━━━ Extracted entries

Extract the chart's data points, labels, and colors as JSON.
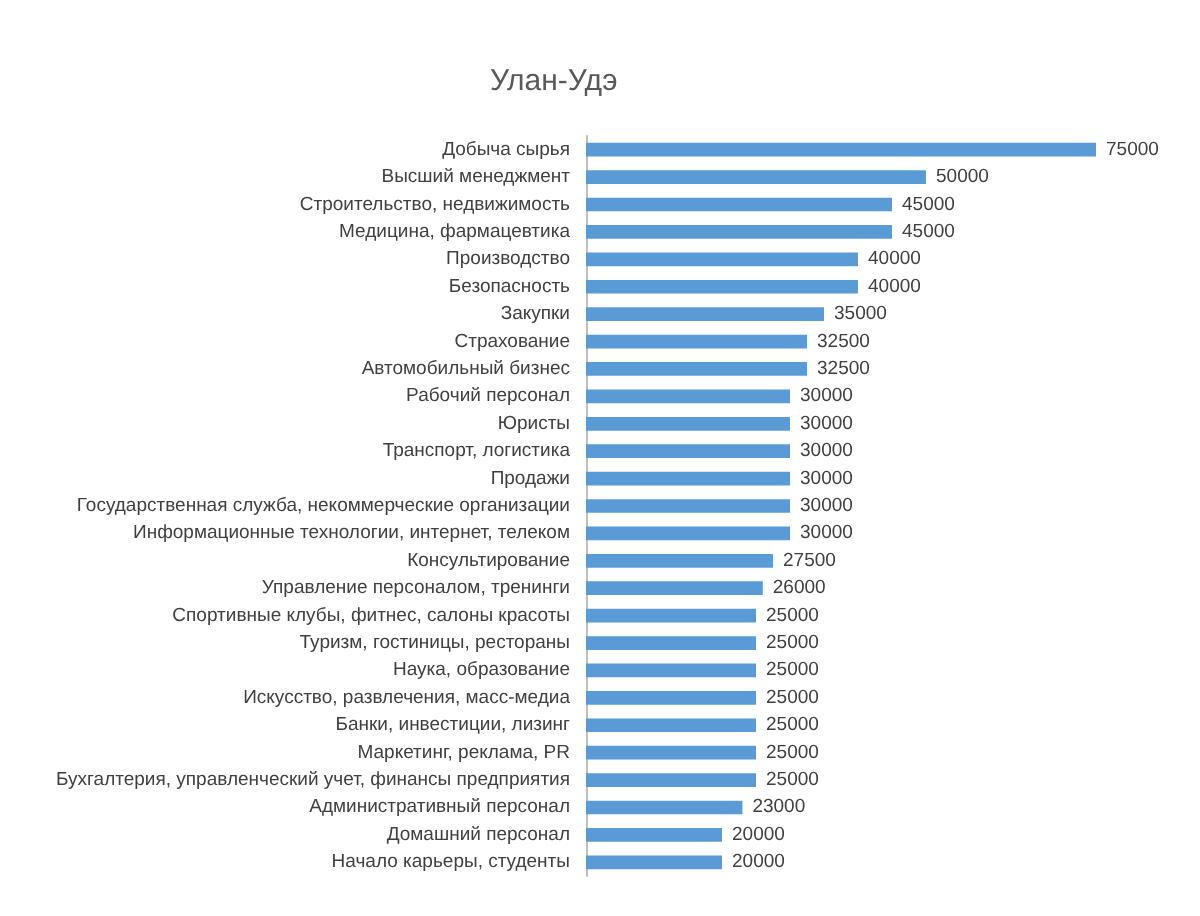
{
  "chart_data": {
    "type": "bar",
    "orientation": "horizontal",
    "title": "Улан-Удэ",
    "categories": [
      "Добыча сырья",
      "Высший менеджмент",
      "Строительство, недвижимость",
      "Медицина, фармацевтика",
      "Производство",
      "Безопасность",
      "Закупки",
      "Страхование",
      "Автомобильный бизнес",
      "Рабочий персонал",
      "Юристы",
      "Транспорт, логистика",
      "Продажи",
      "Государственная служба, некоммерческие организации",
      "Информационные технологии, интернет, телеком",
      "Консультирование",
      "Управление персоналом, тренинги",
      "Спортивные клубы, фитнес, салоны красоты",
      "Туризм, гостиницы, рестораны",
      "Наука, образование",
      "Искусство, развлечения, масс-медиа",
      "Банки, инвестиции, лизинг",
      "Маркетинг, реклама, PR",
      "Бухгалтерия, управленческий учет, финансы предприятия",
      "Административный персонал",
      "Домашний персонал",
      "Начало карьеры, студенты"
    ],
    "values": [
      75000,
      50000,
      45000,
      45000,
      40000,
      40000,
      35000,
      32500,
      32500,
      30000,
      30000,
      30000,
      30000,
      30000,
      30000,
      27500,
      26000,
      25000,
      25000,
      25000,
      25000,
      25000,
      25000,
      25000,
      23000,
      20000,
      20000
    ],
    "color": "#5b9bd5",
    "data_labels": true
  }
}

━━━━━━

Direction: Repeat all of the entries word for word, but omit the pictures.

The completed task:
Extract the chart's data points, labels, and colors as JSON.
{
  "chart_data": {
    "type": "bar",
    "orientation": "horizontal",
    "title": "Улан-Удэ",
    "categories": [
      "Добыча сырья",
      "Высший менеджмент",
      "Строительство, недвижимость",
      "Медицина, фармацевтика",
      "Производство",
      "Безопасность",
      "Закупки",
      "Страхование",
      "Автомобильный бизнес",
      "Рабочий персонал",
      "Юристы",
      "Транспорт, логистика",
      "Продажи",
      "Государственная служба, некоммерческие организации",
      "Информационные технологии, интернет, телеком",
      "Консультирование",
      "Управление персоналом, тренинги",
      "Спортивные клубы, фитнес, салоны красоты",
      "Туризм, гостиницы, рестораны",
      "Наука, образование",
      "Искусство, развлечения, масс-медиа",
      "Банки, инвестиции, лизинг",
      "Маркетинг, реклама, PR",
      "Бухгалтерия, управленческий учет, финансы предприятия",
      "Административный персонал",
      "Домашний персонал",
      "Начало карьеры, студенты"
    ],
    "values": [
      75000,
      50000,
      45000,
      45000,
      40000,
      40000,
      35000,
      32500,
      32500,
      30000,
      30000,
      30000,
      30000,
      30000,
      30000,
      27500,
      26000,
      25000,
      25000,
      25000,
      25000,
      25000,
      25000,
      25000,
      23000,
      20000,
      20000
    ],
    "color": "#5b9bd5",
    "data_labels": true
  }
}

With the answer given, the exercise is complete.